The input:
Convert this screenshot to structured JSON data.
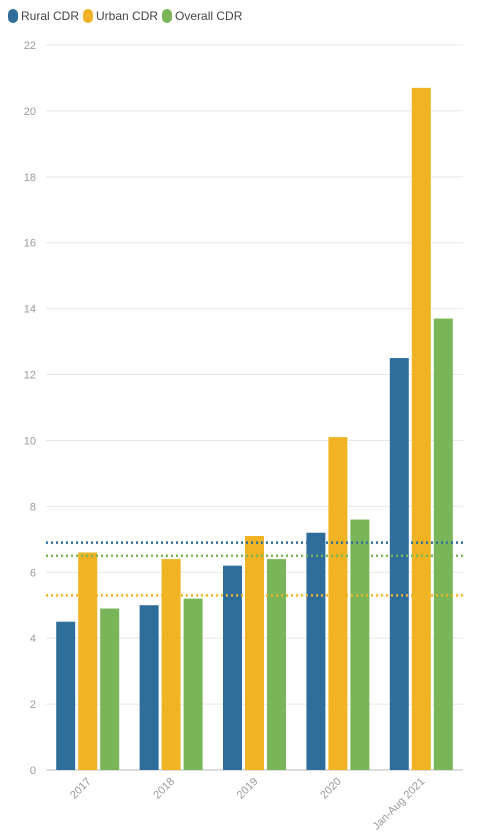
{
  "colors": {
    "rural": "#2f6e9b",
    "urban": "#f0b323",
    "overall": "#7ab659",
    "grid": "#e8e8e8",
    "axis": "#bbbbbb",
    "tick_text": "#9a9a9a"
  },
  "chart_data": {
    "type": "bar",
    "title": "",
    "xlabel": "",
    "ylabel": "",
    "ylim": [
      0,
      22
    ],
    "yticks": [
      0,
      2,
      4,
      6,
      8,
      10,
      12,
      14,
      16,
      18,
      20,
      22
    ],
    "grid": true,
    "legend_position": "top-left",
    "categories": [
      "2017",
      "2018",
      "2019",
      "2020",
      "Jan-Aug 2021"
    ],
    "series": [
      {
        "name": "Rural CDR",
        "color_key": "rural",
        "values": [
          4.5,
          5.0,
          6.2,
          7.2,
          12.5
        ]
      },
      {
        "name": "Urban CDR",
        "color_key": "urban",
        "values": [
          6.6,
          6.4,
          7.1,
          10.1,
          20.7
        ]
      },
      {
        "name": "Overall CDR",
        "color_key": "overall",
        "values": [
          4.9,
          5.2,
          6.4,
          7.6,
          13.7
        ]
      }
    ],
    "reference_lines": [
      {
        "series": "Rural CDR",
        "color_key": "rural",
        "value": 6.9,
        "style": "dotted"
      },
      {
        "series": "Overall CDR",
        "color_key": "overall",
        "value": 6.5,
        "style": "dotted"
      },
      {
        "series": "Urban CDR",
        "color_key": "urban",
        "value": 5.3,
        "style": "dotted"
      }
    ]
  }
}
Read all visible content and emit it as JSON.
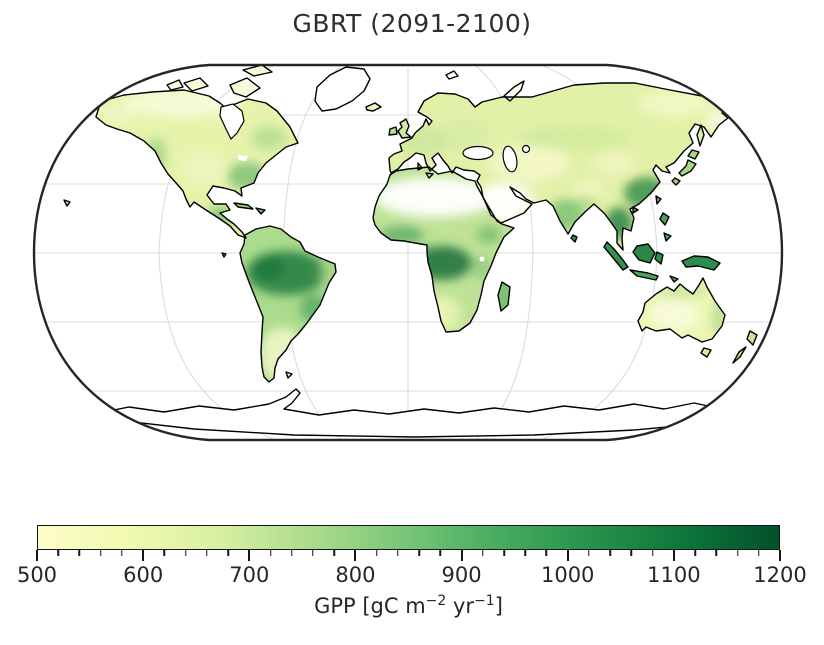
{
  "figure": {
    "title": "GBRT (2091-2100)",
    "background": "#ffffff",
    "text_color": "#2e2e2e"
  },
  "map": {
    "projection": "Robinson",
    "ocean_color": "#ffffff",
    "border_color": "#262626",
    "coastline_color": "#000000",
    "graticule_color": "#dcdcdc",
    "region_fills": {
      "north-america": "#e6f3ab",
      "greenland": "#ffffff",
      "arctic-island": "#f7fbdd",
      "south-america": "#abdb8d",
      "africa": "#bfe297",
      "eurasia": "#e2f1a8",
      "australia": "#edf6b2",
      "antarctica": "#ffffff",
      "madagascar": "#7dc270",
      "iceland": "#eef6c4",
      "uk": "#cfe9a0",
      "ireland": "#b9e093",
      "cuba": "#9ad27f",
      "hispaniola": "#6fbc68",
      "hawaii": "#cfe9a0",
      "galapagos": "#9ad27f",
      "falkland": "#e6f3ab",
      "novaya-zemlya": "#fbfde8",
      "svalbard": "#ffffff",
      "sakhalin": "#d7efa2",
      "japan": "#a6d884",
      "taiwan": "#5bb163",
      "hainan": "#4aa45a",
      "philippines": "#4aa45a",
      "sri-lanka": "#35914d",
      "sumatra": "#35914d",
      "borneo": "#2a8746",
      "java": "#49a55b",
      "sulawesi": "#2f8f4a",
      "new-guinea": "#2e8c4c",
      "timor": "#49a55b",
      "tasmania": "#d7efa2",
      "new-zealand": "#c9e695",
      "sicily": "#cfe9a0",
      "sardinia": "#cfe9a0",
      "hudson-bay": "#ffffff",
      "black-sea": "#ffffff",
      "caspian-sea": "#ffffff",
      "aral-sea": "#ffffff"
    }
  },
  "colorbar": {
    "min": 500,
    "max": 1200,
    "major_ticks": [
      500,
      600,
      700,
      800,
      900,
      1000,
      1100,
      1200
    ],
    "minor_tick_step": 20,
    "colormap": "YlGn",
    "gradient_stops": [
      "#fdfdc9",
      "#f0f9b1",
      "#d7efa2",
      "#a9da8b",
      "#77c577",
      "#45ab5e",
      "#27924c",
      "#0c753b",
      "#03512a"
    ],
    "border_color": "#151515",
    "tick_color": "#151515",
    "label": {
      "prefix": "GPP [gC m",
      "sup_a": "−2",
      "mid": " yr",
      "sup_b": "−1",
      "suffix": "]"
    }
  }
}
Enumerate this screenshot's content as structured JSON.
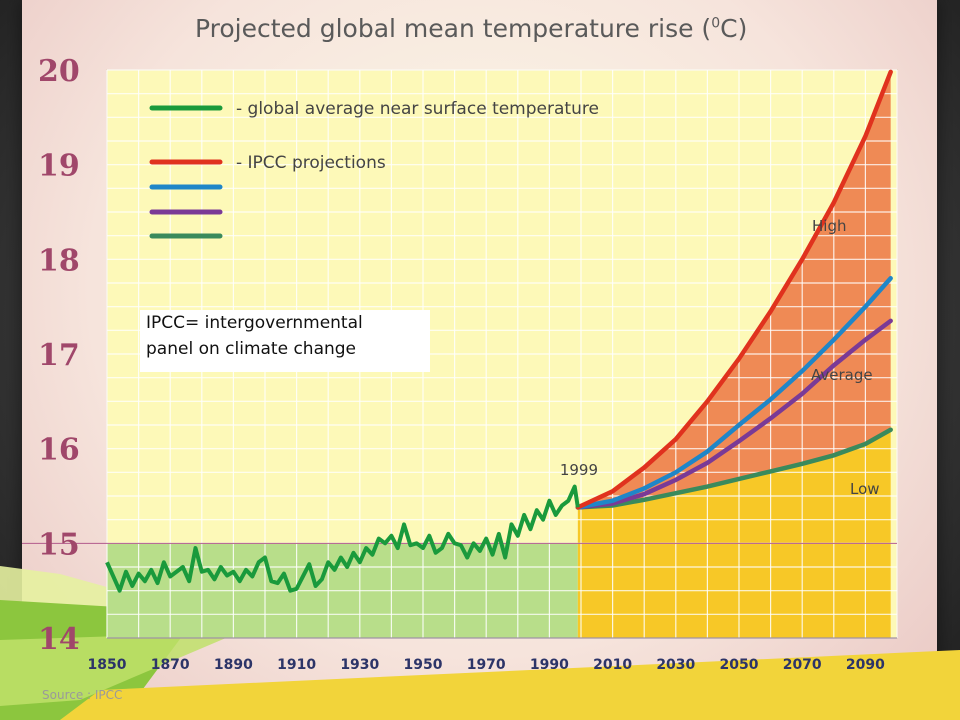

Objective: Work through the records above line by line and count those that hold the string "america". Give only the result.

Result of the task: 2